Transcribe the records below exactly as they appear.

◆ ◆ ◆

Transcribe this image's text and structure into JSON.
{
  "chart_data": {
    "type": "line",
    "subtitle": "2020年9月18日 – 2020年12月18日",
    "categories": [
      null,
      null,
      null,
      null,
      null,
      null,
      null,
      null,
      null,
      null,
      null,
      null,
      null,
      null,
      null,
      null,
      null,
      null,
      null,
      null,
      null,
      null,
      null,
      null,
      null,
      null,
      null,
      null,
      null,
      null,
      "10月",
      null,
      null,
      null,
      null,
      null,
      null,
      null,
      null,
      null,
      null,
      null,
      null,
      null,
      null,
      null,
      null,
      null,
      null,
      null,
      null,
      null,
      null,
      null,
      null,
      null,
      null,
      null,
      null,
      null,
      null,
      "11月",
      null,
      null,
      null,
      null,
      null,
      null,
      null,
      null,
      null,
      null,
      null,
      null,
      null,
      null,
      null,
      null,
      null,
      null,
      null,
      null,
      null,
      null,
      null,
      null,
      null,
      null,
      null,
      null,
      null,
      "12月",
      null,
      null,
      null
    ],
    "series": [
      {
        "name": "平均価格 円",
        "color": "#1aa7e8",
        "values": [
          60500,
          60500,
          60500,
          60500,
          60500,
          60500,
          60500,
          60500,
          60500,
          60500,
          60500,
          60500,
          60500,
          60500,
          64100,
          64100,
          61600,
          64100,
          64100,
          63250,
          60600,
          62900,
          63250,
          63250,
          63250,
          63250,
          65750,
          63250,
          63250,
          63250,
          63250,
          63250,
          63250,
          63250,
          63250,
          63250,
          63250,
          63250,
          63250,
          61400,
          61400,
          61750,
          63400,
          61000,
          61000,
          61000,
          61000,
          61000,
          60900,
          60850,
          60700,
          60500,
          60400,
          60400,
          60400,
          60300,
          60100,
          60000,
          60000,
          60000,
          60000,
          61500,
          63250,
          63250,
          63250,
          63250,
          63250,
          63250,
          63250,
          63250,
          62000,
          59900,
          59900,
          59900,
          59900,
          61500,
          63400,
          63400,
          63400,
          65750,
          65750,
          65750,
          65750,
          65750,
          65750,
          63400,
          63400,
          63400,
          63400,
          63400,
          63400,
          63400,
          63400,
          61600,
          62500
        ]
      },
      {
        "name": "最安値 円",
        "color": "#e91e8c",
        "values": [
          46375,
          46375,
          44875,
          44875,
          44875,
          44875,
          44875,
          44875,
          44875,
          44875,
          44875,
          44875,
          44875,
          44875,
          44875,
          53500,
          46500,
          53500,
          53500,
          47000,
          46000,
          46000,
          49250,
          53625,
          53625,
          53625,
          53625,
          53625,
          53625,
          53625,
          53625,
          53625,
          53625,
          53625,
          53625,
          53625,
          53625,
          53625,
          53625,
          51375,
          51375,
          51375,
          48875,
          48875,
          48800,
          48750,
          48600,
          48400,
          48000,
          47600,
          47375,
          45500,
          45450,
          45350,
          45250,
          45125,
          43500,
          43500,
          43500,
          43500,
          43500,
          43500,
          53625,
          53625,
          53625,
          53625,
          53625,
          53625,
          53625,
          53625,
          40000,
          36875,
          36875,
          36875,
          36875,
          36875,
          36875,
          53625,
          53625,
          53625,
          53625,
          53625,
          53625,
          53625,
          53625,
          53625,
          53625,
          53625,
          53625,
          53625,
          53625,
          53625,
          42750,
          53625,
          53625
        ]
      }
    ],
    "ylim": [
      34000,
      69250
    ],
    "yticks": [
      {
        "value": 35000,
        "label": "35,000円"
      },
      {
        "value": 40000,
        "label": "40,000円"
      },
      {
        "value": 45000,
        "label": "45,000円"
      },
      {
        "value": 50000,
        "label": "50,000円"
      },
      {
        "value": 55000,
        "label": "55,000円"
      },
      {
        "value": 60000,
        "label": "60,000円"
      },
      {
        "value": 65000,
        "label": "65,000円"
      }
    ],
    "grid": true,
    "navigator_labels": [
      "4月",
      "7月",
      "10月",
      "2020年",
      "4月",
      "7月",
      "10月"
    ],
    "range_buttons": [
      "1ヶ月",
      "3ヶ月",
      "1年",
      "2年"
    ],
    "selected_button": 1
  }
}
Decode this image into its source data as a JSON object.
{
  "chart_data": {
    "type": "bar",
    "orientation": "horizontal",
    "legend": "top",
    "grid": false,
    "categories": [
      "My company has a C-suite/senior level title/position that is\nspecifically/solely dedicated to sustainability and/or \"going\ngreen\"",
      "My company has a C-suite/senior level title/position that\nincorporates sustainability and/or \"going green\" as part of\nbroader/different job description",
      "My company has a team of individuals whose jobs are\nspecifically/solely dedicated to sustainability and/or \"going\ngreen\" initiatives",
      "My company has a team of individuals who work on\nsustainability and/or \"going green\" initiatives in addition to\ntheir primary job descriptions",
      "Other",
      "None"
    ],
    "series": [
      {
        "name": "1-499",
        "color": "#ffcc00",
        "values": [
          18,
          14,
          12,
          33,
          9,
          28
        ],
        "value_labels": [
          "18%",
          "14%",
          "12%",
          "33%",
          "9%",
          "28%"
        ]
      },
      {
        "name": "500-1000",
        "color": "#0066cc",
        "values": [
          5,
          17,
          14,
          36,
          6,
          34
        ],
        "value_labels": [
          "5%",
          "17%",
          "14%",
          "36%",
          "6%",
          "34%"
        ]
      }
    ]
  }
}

◆ ◆ ◆

Final answer =>
Transcribe this image's text and structure into JSON.
{
  "chart_data": {
    "type": "line",
    "subtitle": "2020年9月18日 – 2020年12月18日",
    "categories": [
      null,
      null,
      null,
      null,
      null,
      null,
      null,
      null,
      null,
      null,
      null,
      null,
      null,
      null,
      null,
      null,
      null,
      null,
      null,
      null,
      null,
      null,
      null,
      null,
      null,
      null,
      null,
      null,
      null,
      null,
      "10月",
      null,
      null,
      null,
      null,
      null,
      null,
      null,
      null,
      null,
      null,
      null,
      null,
      null,
      null,
      null,
      null,
      null,
      null,
      null,
      null,
      null,
      null,
      null,
      null,
      null,
      null,
      null,
      null,
      null,
      null,
      "11月",
      null,
      null,
      null,
      null,
      null,
      null,
      null,
      null,
      null,
      null,
      null,
      null,
      null,
      null,
      null,
      null,
      null,
      null,
      null,
      null,
      null,
      null,
      null,
      null,
      null,
      null,
      null,
      null,
      null,
      "12月",
      null,
      null,
      null
    ],
    "series": [
      {
        "name": "平均価格 円",
        "color": "#1aa7e8",
        "values": [
          60500,
          60500,
          60500,
          60500,
          60500,
          60500,
          60500,
          60500,
          60500,
          60500,
          60500,
          60500,
          60500,
          60500,
          64100,
          64100,
          61600,
          64100,
          64100,
          63250,
          60600,
          62900,
          63250,
          63250,
          63250,
          63250,
          65750,
          63250,
          63250,
          63250,
          63250,
          63250,
          63250,
          63250,
          63250,
          63250,
          63250,
          63250,
          63250,
          61400,
          61400,
          61750,
          63400,
          61000,
          61000,
          61000,
          61000,
          61000,
          60900,
          60850,
          60700,
          60500,
          60400,
          60400,
          60400,
          60300,
          60100,
          60000,
          60000,
          60000,
          60000,
          61500,
          63250,
          63250,
          63250,
          63250,
          63250,
          63250,
          63250,
          63250,
          62000,
          59900,
          59900,
          59900,
          59900,
          61500,
          63400,
          63400,
          63400,
          65750,
          65750,
          65750,
          65750,
          65750,
          65750,
          63400,
          63400,
          63400,
          63400,
          63400,
          63400,
          63400,
          63400,
          61600,
          62500
        ]
      },
      {
        "name": "最安値 円",
        "color": "#e91e8c",
        "values": [
          46375,
          46375,
          44875,
          44875,
          44875,
          44875,
          44875,
          44875,
          44875,
          44875,
          44875,
          44875,
          44875,
          44875,
          44875,
          53500,
          46500,
          53500,
          53500,
          47000,
          46000,
          46000,
          49250,
          53625,
          53625,
          53625,
          53625,
          53625,
          53625,
          53625,
          53625,
          53625,
          53625,
          53625,
          53625,
          53625,
          53625,
          53625,
          53625,
          51375,
          51375,
          51375,
          48875,
          48875,
          48800,
          48750,
          48600,
          48400,
          48000,
          47600,
          47375,
          45500,
          45450,
          45350,
          45250,
          45125,
          43500,
          43500,
          43500,
          43500,
          43500,
          43500,
          53625,
          53625,
          53625,
          53625,
          53625,
          53625,
          53625,
          53625,
          40000,
          36875,
          36875,
          36875,
          36875,
          36875,
          36875,
          53625,
          53625,
          53625,
          53625,
          53625,
          53625,
          53625,
          53625,
          53625,
          53625,
          53625,
          53625,
          53625,
          53625,
          53625,
          42750,
          53625,
          53625
        ]
      }
    ],
    "ylim": [
      34000,
      69250
    ],
    "yticks": [
      {
        "value": 35000,
        "label": "35,000円"
      },
      {
        "value": 40000,
        "label": "40,000円"
      },
      {
        "value": 45000,
        "label": "45,000円"
      },
      {
        "value": 50000,
        "label": "50,000円"
      },
      {
        "value": 55000,
        "label": "55,000円"
      },
      {
        "value": 60000,
        "label": "60,000円"
      },
      {
        "value": 65000,
        "label": "65,000円"
      }
    ],
    "grid": true,
    "navigator_labels": [
      "4月",
      "7月",
      "10月",
      "2020年",
      "4月",
      "7月",
      "10月"
    ],
    "range_buttons": [
      "1ヶ月",
      "3ヶ月",
      "1年",
      "2年"
    ],
    "selected_button": 1
  }
}
Decode this image into its source data as a JSON object.
{
  "chart_data": {
    "type": "bar",
    "orientation": "horizontal",
    "legend": "top",
    "grid": false,
    "categories": [
      "My company has a C-suite/senior level title/position that is\nspecifically/solely dedicated to sustainability and/or \"going\ngreen\"",
      "My company has a C-suite/senior level title/position that\nincorporates sustainability and/or \"going green\" as part of\nbroader/different job description",
      "My company has a team of individuals whose jobs are\nspecifically/solely dedicated to sustainability and/or \"going\ngreen\" initiatives",
      "My company has a team of individuals who work on\nsustainability and/or \"going green\" initiatives in addition to\ntheir primary job descriptions",
      "Other",
      "None"
    ],
    "series": [
      {
        "name": "1-499",
        "color": "#ffcc00",
        "values": [
          18,
          14,
          12,
          33,
          9,
          28
        ],
        "value_labels": [
          "18%",
          "14%",
          "12%",
          "33%",
          "9%",
          "28%"
        ]
      },
      {
        "name": "500-1000",
        "color": "#0066cc",
        "values": [
          5,
          17,
          14,
          36,
          6,
          34
        ],
        "value_labels": [
          "5%",
          "17%",
          "14%",
          "36%",
          "6%",
          "34%"
        ]
      }
    ]
  }
}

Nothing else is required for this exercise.